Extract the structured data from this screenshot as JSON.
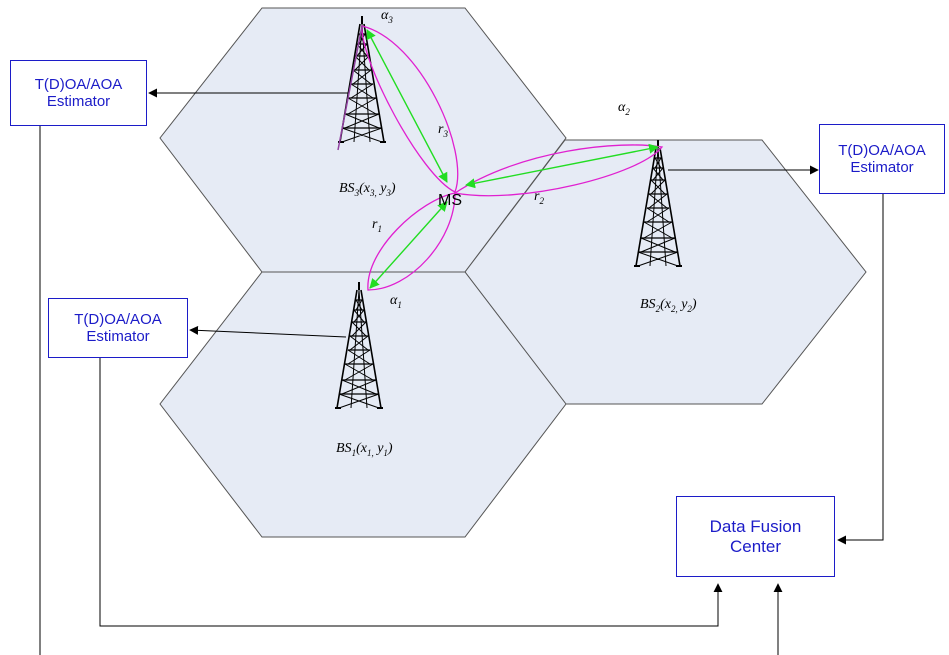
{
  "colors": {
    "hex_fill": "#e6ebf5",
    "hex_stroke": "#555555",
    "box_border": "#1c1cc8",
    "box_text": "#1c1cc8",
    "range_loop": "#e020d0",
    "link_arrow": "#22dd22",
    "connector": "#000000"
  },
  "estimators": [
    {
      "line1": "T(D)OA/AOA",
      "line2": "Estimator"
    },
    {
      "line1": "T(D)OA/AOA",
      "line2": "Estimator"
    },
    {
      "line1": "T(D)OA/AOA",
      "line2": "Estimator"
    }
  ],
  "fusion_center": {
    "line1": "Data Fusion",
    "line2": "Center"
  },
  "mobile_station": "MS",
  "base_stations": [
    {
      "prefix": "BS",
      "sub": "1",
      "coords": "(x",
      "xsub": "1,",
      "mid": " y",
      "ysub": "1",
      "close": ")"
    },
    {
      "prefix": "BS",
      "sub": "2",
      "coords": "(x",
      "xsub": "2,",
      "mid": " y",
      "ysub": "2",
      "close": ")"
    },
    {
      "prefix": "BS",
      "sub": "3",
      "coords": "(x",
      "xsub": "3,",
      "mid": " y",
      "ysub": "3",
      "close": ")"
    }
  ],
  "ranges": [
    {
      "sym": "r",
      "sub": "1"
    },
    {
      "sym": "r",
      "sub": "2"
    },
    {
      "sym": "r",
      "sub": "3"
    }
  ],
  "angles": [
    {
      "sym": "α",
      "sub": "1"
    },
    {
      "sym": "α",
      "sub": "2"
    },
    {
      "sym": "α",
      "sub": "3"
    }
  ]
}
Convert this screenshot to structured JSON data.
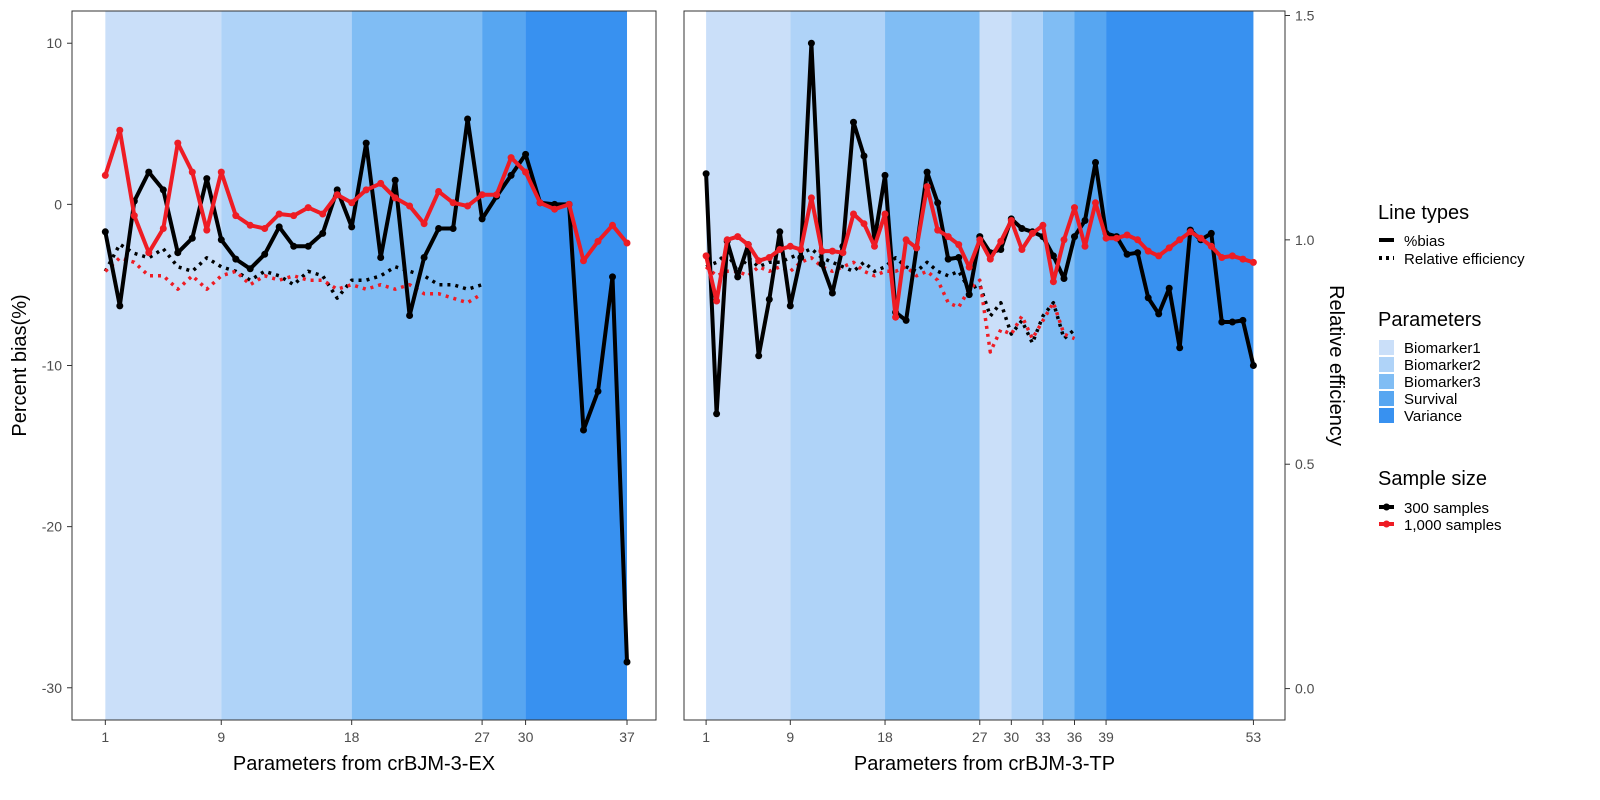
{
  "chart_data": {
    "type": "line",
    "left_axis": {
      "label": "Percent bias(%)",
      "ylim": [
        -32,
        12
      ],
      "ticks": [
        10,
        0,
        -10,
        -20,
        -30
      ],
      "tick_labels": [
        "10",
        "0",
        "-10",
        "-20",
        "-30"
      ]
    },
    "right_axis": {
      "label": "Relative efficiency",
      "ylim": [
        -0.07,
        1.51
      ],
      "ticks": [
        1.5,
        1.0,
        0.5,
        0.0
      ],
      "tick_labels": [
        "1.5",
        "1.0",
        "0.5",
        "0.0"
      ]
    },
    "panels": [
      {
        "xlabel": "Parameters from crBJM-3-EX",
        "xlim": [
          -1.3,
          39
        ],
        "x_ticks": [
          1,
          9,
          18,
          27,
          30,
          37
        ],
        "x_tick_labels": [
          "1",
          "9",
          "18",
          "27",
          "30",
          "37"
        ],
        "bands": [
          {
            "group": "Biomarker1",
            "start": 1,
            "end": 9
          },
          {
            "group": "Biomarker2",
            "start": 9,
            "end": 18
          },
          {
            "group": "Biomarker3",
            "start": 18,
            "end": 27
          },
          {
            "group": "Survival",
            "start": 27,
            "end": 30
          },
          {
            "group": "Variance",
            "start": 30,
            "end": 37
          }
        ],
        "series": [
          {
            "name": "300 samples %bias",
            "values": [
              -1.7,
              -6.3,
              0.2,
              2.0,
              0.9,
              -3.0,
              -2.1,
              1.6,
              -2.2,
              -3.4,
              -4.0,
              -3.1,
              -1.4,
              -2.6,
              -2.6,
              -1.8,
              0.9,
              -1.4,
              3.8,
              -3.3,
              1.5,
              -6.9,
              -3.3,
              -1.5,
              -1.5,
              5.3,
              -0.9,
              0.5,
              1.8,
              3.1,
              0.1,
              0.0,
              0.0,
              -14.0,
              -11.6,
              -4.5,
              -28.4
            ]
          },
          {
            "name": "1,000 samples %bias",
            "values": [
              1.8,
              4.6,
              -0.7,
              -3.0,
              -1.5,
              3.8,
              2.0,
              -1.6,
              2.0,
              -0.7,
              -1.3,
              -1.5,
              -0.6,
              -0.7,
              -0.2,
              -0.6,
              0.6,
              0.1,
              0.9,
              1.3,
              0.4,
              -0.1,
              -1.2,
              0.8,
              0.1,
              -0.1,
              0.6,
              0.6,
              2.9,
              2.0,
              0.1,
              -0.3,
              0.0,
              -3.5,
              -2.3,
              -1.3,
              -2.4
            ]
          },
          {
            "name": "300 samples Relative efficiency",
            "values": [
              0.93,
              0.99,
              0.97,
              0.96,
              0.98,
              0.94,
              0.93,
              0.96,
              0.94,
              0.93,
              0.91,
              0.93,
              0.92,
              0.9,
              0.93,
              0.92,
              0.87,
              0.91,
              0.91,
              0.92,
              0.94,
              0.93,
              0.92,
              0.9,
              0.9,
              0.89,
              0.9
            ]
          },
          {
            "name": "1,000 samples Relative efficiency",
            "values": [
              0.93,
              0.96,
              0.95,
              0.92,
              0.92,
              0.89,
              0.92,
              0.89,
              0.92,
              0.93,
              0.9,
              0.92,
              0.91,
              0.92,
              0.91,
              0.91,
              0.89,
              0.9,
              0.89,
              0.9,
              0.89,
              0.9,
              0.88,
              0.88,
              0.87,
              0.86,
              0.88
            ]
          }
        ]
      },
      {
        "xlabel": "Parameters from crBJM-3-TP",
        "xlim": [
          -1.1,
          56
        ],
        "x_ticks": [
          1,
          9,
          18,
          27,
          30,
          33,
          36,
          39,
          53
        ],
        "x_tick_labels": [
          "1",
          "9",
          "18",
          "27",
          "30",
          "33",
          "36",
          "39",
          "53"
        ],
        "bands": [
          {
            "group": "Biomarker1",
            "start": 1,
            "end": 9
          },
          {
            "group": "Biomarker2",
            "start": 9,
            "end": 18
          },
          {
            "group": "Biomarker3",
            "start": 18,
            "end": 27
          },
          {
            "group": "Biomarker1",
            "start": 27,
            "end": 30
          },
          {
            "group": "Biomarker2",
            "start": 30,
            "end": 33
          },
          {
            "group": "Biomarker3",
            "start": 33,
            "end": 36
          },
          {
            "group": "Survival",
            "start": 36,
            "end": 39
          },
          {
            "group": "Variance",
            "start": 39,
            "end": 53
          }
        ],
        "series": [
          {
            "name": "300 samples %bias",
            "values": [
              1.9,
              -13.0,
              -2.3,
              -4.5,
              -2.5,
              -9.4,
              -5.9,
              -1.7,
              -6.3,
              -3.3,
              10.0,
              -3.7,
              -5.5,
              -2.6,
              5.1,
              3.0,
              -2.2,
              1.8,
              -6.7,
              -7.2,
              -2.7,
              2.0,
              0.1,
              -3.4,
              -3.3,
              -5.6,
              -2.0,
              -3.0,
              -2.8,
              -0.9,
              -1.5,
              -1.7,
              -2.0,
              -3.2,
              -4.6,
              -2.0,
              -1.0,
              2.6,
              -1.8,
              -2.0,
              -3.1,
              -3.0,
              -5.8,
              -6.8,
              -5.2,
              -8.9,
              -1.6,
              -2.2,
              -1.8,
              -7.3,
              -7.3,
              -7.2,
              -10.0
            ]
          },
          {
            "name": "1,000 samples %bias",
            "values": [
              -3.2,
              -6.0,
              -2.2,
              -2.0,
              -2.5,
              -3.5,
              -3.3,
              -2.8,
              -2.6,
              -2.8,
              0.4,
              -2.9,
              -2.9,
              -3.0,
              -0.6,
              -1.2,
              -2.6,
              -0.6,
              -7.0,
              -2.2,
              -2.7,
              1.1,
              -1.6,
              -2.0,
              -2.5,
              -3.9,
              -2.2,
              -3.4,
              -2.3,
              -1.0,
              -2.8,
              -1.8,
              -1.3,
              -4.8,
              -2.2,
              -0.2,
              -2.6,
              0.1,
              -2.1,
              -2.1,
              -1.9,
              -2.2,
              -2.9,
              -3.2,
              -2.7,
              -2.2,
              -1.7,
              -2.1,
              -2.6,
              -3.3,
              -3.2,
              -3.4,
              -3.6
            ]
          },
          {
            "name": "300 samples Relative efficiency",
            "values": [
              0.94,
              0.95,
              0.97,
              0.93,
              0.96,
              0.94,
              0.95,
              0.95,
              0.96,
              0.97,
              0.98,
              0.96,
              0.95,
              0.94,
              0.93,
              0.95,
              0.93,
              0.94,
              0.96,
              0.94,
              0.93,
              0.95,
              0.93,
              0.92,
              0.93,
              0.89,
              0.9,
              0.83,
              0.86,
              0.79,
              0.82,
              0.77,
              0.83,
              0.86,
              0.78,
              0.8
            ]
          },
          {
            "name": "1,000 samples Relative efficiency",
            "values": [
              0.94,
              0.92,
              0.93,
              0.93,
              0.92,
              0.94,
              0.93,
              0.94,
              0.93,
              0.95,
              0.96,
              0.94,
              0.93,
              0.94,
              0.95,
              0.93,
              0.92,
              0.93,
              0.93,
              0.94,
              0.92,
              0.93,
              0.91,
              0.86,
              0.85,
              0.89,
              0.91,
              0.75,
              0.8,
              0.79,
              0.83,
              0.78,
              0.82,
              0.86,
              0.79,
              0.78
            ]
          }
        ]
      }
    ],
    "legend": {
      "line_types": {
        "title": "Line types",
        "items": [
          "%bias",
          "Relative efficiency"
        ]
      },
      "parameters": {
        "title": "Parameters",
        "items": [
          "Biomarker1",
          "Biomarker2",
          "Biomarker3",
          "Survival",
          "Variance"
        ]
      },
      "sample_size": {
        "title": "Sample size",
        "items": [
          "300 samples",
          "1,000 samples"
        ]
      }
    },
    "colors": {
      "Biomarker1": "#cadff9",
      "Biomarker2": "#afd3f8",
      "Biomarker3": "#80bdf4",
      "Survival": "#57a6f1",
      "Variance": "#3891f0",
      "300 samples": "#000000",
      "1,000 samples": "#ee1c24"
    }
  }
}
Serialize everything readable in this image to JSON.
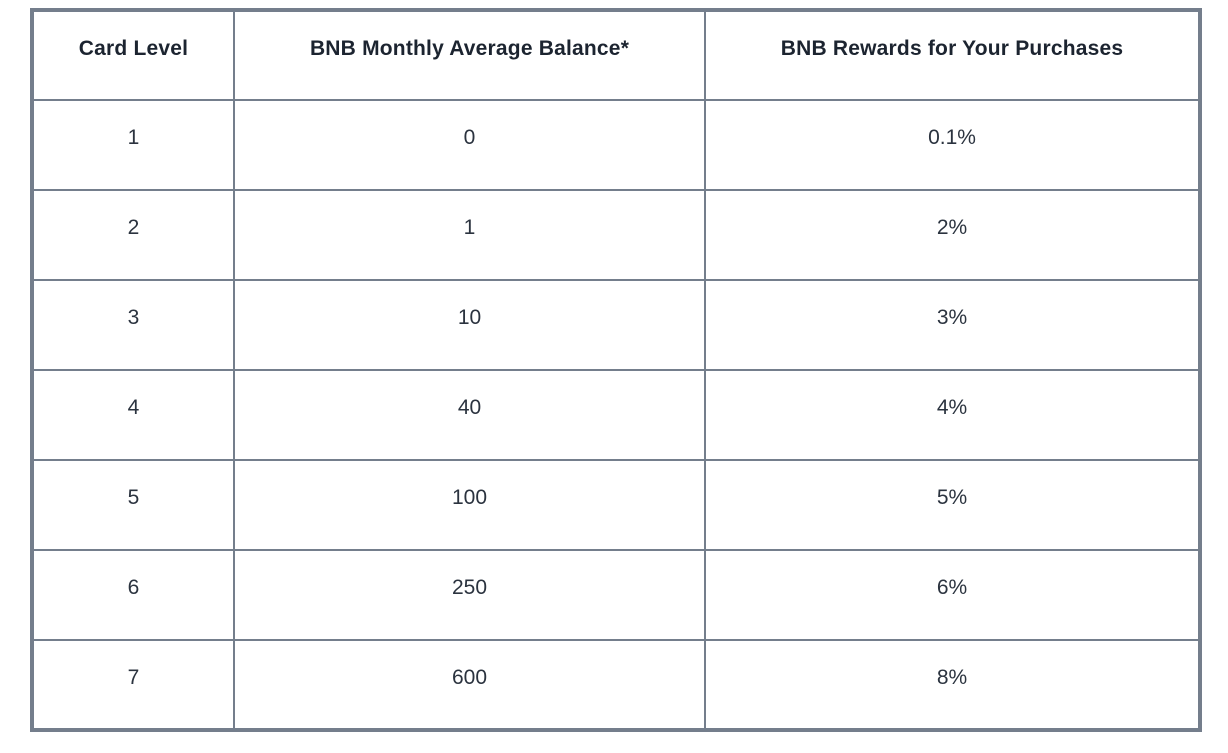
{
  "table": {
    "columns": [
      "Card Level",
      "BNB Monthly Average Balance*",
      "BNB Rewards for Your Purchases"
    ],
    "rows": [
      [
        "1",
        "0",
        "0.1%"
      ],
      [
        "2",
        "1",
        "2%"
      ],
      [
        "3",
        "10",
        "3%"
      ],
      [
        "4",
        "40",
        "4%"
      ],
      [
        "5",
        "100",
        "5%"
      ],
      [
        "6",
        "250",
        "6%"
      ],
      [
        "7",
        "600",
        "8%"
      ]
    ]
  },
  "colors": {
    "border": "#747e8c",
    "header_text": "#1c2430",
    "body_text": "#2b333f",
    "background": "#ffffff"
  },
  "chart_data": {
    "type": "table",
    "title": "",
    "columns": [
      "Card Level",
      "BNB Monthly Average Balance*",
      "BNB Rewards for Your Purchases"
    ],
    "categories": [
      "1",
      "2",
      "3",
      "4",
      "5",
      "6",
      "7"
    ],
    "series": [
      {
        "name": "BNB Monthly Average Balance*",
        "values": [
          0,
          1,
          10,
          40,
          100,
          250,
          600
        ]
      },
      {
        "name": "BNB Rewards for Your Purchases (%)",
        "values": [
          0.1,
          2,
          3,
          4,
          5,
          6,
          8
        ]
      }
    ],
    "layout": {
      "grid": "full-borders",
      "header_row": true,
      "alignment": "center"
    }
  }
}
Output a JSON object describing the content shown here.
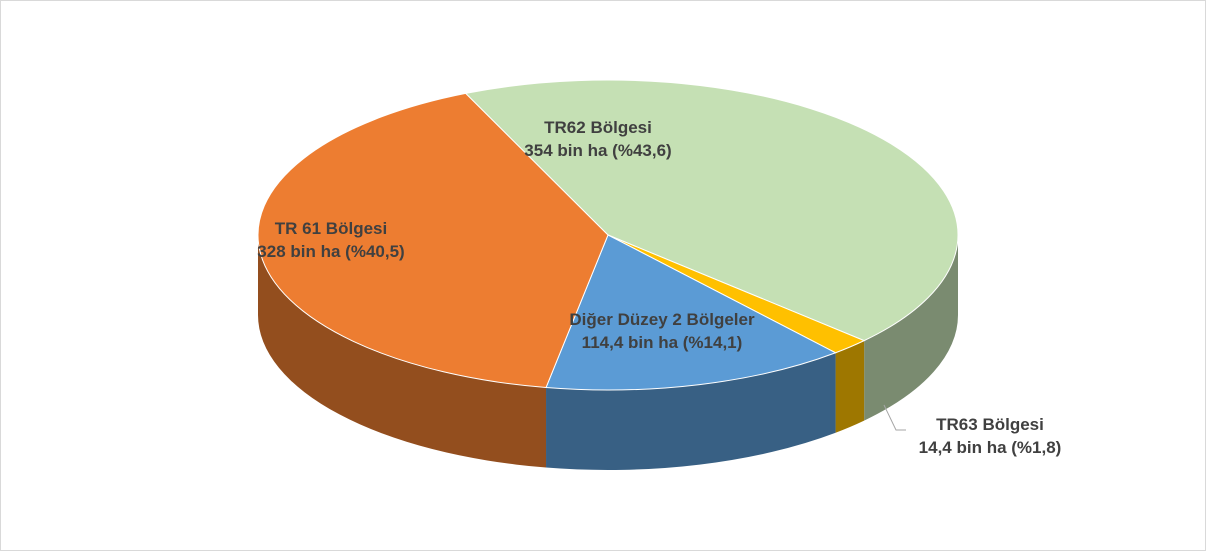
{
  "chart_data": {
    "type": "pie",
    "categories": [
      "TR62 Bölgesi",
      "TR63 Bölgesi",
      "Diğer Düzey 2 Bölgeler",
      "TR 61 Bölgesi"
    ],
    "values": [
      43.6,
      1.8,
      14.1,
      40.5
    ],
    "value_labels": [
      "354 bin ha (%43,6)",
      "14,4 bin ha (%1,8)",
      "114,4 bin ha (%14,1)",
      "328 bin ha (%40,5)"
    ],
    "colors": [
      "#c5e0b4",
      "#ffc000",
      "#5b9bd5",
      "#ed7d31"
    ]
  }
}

┄┄┄┄┄┄┄┄┄┄

- What you need to do
Copy out every line of the listing that includes the string "Survival".

- Problem solution
            "group": "Survival",
            "group": "Survival",
          "Survival",
      "Survival": "#57a6f1",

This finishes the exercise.